## What the task requires
Please reproduce word for word the passage of the forum post about before pictures from "Dug out my BEFORE" to "the same feelings?".

## Document excerpt
*** Begin section ***

Dug out my BEFORE pictures...

WOW - You look amazing. I am having surgery on March 30th. I have some head issue's with my pictures. On a daily basis I do NOT feel gross, bad, ugly about myself. Then when I see some of my current pictures that are not on my profile right now I am disgusted about how far I've let myself go. I look at the pictures and I think about the day they were taken and I didn't feel bad that particular day about how I looked but I feel bad now looking back. I'm sure that's normal but it boggles my mind truly. Maybe too on the other hand I'm am in denile on a daily basis thinking that "I'm not that bad".
It's just a weird head thing I think - I remember feeling pretty when I went out or whatever and I get the pictures back and think OMG!
Anyone else have the same feelings?
It's just a weird head thing I think - I remember feeling pretty when I went out or whatever and I get the pictures back and think OMG!

*** End section ***

## Dataset extract

*** Begin section ***

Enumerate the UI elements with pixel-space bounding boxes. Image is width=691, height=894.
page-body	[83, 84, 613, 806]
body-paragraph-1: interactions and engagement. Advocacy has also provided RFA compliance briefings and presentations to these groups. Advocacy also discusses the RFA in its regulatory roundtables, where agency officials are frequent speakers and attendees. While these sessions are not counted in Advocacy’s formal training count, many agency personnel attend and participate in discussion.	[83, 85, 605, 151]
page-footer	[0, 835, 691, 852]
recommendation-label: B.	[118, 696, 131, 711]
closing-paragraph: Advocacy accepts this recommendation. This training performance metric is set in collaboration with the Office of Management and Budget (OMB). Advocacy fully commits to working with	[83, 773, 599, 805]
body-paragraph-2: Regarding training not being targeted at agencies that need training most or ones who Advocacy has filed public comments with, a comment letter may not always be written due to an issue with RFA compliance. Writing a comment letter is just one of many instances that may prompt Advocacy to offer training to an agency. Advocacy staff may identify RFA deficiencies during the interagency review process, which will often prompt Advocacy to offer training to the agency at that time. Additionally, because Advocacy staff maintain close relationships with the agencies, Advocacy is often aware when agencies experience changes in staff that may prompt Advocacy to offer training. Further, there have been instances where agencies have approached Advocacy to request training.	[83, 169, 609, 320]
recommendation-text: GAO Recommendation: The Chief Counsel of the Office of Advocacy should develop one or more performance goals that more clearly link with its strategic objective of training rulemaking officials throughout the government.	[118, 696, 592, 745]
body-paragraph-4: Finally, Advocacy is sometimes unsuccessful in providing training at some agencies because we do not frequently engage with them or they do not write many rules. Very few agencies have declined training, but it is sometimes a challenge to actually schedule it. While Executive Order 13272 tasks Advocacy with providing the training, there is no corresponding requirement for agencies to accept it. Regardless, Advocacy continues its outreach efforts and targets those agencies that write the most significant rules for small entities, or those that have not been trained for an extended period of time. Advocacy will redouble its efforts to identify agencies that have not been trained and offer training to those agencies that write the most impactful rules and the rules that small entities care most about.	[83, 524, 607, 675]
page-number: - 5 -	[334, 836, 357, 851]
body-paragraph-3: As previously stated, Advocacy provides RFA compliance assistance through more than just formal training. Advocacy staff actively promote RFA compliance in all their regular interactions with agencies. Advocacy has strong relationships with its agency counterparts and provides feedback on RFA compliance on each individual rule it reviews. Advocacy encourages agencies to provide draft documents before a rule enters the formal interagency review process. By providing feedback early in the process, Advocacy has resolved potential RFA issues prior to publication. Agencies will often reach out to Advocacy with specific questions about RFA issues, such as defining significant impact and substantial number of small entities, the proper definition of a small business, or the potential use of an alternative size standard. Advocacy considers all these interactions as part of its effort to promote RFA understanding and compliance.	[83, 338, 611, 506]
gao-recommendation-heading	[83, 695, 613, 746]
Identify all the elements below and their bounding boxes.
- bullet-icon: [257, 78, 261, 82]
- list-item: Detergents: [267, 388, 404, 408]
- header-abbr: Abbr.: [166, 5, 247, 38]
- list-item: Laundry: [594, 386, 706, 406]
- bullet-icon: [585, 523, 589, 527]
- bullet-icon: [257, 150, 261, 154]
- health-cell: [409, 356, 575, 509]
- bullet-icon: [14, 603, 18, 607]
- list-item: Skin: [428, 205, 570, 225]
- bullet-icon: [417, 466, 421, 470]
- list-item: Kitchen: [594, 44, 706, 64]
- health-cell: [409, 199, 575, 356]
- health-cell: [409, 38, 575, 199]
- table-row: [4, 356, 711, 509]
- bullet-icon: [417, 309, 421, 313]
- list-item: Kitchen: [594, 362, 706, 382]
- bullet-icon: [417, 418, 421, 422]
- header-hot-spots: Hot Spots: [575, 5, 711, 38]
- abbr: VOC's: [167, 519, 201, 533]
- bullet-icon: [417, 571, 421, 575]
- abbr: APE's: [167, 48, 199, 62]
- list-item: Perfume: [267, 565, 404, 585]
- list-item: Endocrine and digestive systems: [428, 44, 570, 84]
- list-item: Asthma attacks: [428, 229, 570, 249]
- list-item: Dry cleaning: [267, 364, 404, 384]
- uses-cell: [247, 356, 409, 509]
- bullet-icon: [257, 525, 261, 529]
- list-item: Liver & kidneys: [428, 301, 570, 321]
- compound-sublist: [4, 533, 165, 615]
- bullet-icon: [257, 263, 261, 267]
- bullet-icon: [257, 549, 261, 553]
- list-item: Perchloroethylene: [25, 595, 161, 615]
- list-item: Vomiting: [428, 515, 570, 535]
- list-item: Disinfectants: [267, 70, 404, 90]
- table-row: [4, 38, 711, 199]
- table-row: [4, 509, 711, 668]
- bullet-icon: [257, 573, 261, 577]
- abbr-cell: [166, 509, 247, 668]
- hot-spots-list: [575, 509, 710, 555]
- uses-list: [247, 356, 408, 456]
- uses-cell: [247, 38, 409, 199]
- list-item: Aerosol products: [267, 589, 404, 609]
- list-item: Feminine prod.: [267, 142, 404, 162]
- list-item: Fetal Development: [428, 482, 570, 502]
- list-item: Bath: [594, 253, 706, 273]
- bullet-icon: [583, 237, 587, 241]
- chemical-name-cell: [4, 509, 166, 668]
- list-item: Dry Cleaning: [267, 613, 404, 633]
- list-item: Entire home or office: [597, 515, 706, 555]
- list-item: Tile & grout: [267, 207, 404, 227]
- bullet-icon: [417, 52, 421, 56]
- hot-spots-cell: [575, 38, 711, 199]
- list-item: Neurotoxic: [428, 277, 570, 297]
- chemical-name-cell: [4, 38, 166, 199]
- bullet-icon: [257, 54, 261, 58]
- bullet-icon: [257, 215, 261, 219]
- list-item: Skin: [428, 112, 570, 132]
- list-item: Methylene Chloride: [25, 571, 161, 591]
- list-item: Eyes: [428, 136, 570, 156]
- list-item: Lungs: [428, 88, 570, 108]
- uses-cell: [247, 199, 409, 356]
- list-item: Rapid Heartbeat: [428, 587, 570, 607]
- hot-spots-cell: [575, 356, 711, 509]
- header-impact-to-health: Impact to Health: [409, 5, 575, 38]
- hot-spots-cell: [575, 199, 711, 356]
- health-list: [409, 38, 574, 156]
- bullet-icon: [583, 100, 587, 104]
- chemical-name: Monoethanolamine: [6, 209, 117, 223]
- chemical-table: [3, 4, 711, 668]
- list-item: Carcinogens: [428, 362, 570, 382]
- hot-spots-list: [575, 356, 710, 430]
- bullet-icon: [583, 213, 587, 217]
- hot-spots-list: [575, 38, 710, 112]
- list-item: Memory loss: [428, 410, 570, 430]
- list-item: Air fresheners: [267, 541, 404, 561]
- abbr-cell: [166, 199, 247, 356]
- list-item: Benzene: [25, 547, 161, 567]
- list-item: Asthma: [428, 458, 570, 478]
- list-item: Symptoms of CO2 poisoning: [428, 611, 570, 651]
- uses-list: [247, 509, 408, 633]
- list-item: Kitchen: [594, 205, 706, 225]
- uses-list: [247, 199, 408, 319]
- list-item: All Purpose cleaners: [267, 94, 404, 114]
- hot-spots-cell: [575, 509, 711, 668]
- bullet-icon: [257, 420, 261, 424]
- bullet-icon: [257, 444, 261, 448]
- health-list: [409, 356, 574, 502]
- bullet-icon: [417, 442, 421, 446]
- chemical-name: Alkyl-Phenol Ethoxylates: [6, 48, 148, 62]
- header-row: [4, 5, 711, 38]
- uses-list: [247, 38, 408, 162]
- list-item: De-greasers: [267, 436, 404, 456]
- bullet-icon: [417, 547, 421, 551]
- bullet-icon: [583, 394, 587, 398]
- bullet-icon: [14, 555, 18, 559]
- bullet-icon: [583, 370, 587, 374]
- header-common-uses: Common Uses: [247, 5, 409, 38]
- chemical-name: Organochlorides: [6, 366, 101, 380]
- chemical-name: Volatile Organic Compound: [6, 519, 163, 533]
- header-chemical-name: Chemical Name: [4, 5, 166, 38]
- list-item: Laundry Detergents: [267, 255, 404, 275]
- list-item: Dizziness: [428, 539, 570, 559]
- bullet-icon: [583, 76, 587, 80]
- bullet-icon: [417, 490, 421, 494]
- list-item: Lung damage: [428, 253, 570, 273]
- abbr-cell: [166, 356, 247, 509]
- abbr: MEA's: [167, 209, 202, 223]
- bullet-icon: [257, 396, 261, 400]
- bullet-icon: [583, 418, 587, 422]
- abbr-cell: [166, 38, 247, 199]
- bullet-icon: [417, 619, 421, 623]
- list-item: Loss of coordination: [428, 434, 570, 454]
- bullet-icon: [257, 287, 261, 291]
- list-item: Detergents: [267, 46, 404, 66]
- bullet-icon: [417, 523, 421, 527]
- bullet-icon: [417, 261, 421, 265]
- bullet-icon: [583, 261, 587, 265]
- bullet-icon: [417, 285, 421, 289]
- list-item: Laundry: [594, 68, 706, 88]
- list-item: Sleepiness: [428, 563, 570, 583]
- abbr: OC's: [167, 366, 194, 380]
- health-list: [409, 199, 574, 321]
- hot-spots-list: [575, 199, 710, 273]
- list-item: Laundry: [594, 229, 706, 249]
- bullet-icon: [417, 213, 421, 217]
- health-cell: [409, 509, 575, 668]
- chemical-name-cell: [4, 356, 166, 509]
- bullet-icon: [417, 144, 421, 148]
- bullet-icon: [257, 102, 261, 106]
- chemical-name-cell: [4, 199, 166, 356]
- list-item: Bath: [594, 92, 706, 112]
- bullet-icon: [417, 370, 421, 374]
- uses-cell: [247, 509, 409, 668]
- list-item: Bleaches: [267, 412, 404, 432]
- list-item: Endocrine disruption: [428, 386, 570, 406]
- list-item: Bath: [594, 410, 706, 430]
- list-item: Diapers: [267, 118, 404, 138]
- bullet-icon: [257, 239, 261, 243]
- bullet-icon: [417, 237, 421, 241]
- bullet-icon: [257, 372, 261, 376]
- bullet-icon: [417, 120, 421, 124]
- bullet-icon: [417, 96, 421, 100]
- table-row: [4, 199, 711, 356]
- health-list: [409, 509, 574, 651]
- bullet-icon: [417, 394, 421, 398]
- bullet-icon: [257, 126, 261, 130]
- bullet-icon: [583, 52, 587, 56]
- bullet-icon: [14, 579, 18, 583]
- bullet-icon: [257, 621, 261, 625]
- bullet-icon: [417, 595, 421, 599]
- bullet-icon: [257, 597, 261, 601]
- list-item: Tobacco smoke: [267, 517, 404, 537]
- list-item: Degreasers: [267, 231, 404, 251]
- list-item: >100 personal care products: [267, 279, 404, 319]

*** End section ***

## Result for this task
Dug out my BEFORE pictures...

WOW - You look amazing. I am having surgery on March 30th. I have some head issue's with my pictures. On a daily basis I do NOT feel gross, bad, ugly about myself. Then when I see some of my current pictures that are not on my profile right now I am disgusted about how far I've let myself go. I look at the pictures and I think about the day they were taken and I didn't feel bad that particular day about how I looked but I feel bad now looking back. I'm sure that's normal but it boggles my mind truly. Maybe too on the other hand I'm am in denile on a daily basis thinking that "I'm not that bad".
It's just a weird head thing I think - I remember feeling pretty when I went out or whatever and I get the pictures back and think OMG!
Anyone else have the same feelings?